▸ Goal: Reproduce each record exactly.

* Start Records to use *

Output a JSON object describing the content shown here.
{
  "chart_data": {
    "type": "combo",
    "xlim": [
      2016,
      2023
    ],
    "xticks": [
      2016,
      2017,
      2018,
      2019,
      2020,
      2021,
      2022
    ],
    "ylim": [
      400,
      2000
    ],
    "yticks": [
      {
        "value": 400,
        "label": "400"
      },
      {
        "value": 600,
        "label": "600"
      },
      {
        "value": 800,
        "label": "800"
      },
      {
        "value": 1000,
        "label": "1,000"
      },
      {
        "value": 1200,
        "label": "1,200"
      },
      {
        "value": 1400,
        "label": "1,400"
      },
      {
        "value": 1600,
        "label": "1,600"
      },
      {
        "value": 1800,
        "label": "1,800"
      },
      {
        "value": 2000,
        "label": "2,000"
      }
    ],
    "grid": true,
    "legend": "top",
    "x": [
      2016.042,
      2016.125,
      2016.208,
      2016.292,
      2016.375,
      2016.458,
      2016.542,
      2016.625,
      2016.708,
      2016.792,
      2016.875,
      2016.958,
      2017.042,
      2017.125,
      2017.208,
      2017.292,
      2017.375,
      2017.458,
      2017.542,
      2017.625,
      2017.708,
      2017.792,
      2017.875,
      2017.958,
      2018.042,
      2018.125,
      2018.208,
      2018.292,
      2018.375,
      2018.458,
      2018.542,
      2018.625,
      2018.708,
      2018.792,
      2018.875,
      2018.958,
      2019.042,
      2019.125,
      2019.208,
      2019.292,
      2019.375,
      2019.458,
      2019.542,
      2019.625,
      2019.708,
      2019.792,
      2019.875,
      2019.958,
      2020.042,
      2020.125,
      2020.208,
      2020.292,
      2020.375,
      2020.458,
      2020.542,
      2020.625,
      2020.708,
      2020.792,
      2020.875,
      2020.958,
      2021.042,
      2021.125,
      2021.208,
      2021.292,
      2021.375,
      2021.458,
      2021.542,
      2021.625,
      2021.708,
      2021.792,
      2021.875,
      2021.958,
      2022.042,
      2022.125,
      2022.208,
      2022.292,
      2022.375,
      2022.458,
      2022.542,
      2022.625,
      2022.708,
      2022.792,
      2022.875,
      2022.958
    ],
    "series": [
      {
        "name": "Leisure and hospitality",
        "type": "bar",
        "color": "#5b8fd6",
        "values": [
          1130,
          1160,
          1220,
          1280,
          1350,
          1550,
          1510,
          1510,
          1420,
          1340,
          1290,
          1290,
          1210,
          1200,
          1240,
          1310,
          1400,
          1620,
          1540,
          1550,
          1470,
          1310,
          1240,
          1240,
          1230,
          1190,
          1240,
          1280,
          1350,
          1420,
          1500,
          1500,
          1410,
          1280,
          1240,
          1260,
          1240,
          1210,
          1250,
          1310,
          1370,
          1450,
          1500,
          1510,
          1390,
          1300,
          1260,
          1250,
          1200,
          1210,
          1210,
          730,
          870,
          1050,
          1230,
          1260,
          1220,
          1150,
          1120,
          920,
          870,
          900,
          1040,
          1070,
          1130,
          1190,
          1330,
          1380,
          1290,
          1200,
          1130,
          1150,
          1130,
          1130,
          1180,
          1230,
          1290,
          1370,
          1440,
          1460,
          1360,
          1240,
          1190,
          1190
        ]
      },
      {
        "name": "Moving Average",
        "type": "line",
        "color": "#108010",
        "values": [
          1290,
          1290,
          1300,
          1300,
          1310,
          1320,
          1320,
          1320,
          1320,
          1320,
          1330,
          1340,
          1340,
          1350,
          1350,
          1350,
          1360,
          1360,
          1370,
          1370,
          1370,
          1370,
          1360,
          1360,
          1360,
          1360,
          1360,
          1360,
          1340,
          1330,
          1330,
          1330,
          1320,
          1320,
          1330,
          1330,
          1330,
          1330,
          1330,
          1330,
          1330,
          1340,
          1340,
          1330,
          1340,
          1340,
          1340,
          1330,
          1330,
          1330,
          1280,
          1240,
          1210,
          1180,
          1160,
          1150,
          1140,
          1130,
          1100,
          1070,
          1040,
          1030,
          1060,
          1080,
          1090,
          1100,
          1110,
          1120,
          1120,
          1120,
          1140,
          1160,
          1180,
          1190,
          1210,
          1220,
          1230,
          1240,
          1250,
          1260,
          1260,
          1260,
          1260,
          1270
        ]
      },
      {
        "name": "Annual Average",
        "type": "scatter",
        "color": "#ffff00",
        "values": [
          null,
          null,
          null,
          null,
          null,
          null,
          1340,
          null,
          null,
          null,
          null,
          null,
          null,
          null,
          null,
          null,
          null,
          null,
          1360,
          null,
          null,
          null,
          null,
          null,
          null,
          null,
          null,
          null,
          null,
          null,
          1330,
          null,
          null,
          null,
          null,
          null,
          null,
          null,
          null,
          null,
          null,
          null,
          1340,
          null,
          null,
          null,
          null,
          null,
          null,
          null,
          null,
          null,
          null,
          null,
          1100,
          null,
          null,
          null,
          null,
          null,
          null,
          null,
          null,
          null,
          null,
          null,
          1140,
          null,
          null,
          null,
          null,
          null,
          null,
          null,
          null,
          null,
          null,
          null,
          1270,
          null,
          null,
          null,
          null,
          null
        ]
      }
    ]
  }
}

* End Records to use *

▸ Full answer:
Output a JSON object describing the content shown here.
{
  "chart_data": {
    "type": "combo",
    "xlim": [
      2016,
      2023
    ],
    "xticks": [
      2016,
      2017,
      2018,
      2019,
      2020,
      2021,
      2022
    ],
    "ylim": [
      400,
      2000
    ],
    "yticks": [
      {
        "value": 400,
        "label": "400"
      },
      {
        "value": 600,
        "label": "600"
      },
      {
        "value": 800,
        "label": "800"
      },
      {
        "value": 1000,
        "label": "1,000"
      },
      {
        "value": 1200,
        "label": "1,200"
      },
      {
        "value": 1400,
        "label": "1,400"
      },
      {
        "value": 1600,
        "label": "1,600"
      },
      {
        "value": 1800,
        "label": "1,800"
      },
      {
        "value": 2000,
        "label": "2,000"
      }
    ],
    "grid": true,
    "legend": "top",
    "x": [
      2016.042,
      2016.125,
      2016.208,
      2016.292,
      2016.375,
      2016.458,
      2016.542,
      2016.625,
      2016.708,
      2016.792,
      2016.875,
      2016.958,
      2017.042,
      2017.125,
      2017.208,
      2017.292,
      2017.375,
      2017.458,
      2017.542,
      2017.625,
      2017.708,
      2017.792,
      2017.875,
      2017.958,
      2018.042,
      2018.125,
      2018.208,
      2018.292,
      2018.375,
      2018.458,
      2018.542,
      2018.625,
      2018.708,
      2018.792,
      2018.875,
      2018.958,
      2019.042,
      2019.125,
      2019.208,
      2019.292,
      2019.375,
      2019.458,
      2019.542,
      2019.625,
      2019.708,
      2019.792,
      2019.875,
      2019.958,
      2020.042,
      2020.125,
      2020.208,
      2020.292,
      2020.375,
      2020.458,
      2020.542,
      2020.625,
      2020.708,
      2020.792,
      2020.875,
      2020.958,
      2021.042,
      2021.125,
      2021.208,
      2021.292,
      2021.375,
      2021.458,
      2021.542,
      2021.625,
      2021.708,
      2021.792,
      2021.875,
      2021.958,
      2022.042,
      2022.125,
      2022.208,
      2022.292,
      2022.375,
      2022.458,
      2022.542,
      2022.625,
      2022.708,
      2022.792,
      2022.875,
      2022.958
    ],
    "series": [
      {
        "name": "Leisure and hospitality",
        "type": "bar",
        "color": "#5b8fd6",
        "values": [
          1130,
          1160,
          1220,
          1280,
          1350,
          1550,
          1510,
          1510,
          1420,
          1340,
          1290,
          1290,
          1210,
          1200,
          1240,
          1310,
          1400,
          1620,
          1540,
          1550,
          1470,
          1310,
          1240,
          1240,
          1230,
          1190,
          1240,
          1280,
          1350,
          1420,
          1500,
          1500,
          1410,
          1280,
          1240,
          1260,
          1240,
          1210,
          1250,
          1310,
          1370,
          1450,
          1500,
          1510,
          1390,
          1300,
          1260,
          1250,
          1200,
          1210,
          1210,
          730,
          870,
          1050,
          1230,
          1260,
          1220,
          1150,
          1120,
          920,
          870,
          900,
          1040,
          1070,
          1130,
          1190,
          1330,
          1380,
          1290,
          1200,
          1130,
          1150,
          1130,
          1130,
          1180,
          1230,
          1290,
          1370,
          1440,
          1460,
          1360,
          1240,
          1190,
          1190
        ]
      },
      {
        "name": "Moving Average",
        "type": "line",
        "color": "#108010",
        "values": [
          1290,
          1290,
          1300,
          1300,
          1310,
          1320,
          1320,
          1320,
          1320,
          1320,
          1330,
          1340,
          1340,
          1350,
          1350,
          1350,
          1360,
          1360,
          1370,
          1370,
          1370,
          1370,
          1360,
          1360,
          1360,
          1360,
          1360,
          1360,
          1340,
          1330,
          1330,
          1330,
          1320,
          1320,
          1330,
          1330,
          1330,
          1330,
          1330,
          1330,
          1330,
          1340,
          1340,
          1330,
          1340,
          1340,
          1340,
          1330,
          1330,
          1330,
          1280,
          1240,
          1210,
          1180,
          1160,
          1150,
          1140,
          1130,
          1100,
          1070,
          1040,
          1030,
          1060,
          1080,
          1090,
          1100,
          1110,
          1120,
          1120,
          1120,
          1140,
          1160,
          1180,
          1190,
          1210,
          1220,
          1230,
          1240,
          1250,
          1260,
          1260,
          1260,
          1260,
          1270
        ]
      },
      {
        "name": "Annual Average",
        "type": "scatter",
        "color": "#ffff00",
        "values": [
          null,
          null,
          null,
          null,
          null,
          null,
          1340,
          null,
          null,
          null,
          null,
          null,
          null,
          null,
          null,
          null,
          null,
          null,
          1360,
          null,
          null,
          null,
          null,
          null,
          null,
          null,
          null,
          null,
          null,
          null,
          1330,
          null,
          null,
          null,
          null,
          null,
          null,
          null,
          null,
          null,
          null,
          null,
          1340,
          null,
          null,
          null,
          null,
          null,
          null,
          null,
          null,
          null,
          null,
          null,
          1100,
          null,
          null,
          null,
          null,
          null,
          null,
          null,
          null,
          null,
          null,
          null,
          1140,
          null,
          null,
          null,
          null,
          null,
          null,
          null,
          null,
          null,
          null,
          null,
          1270,
          null,
          null,
          null,
          null,
          null
        ]
      }
    ]
  }
}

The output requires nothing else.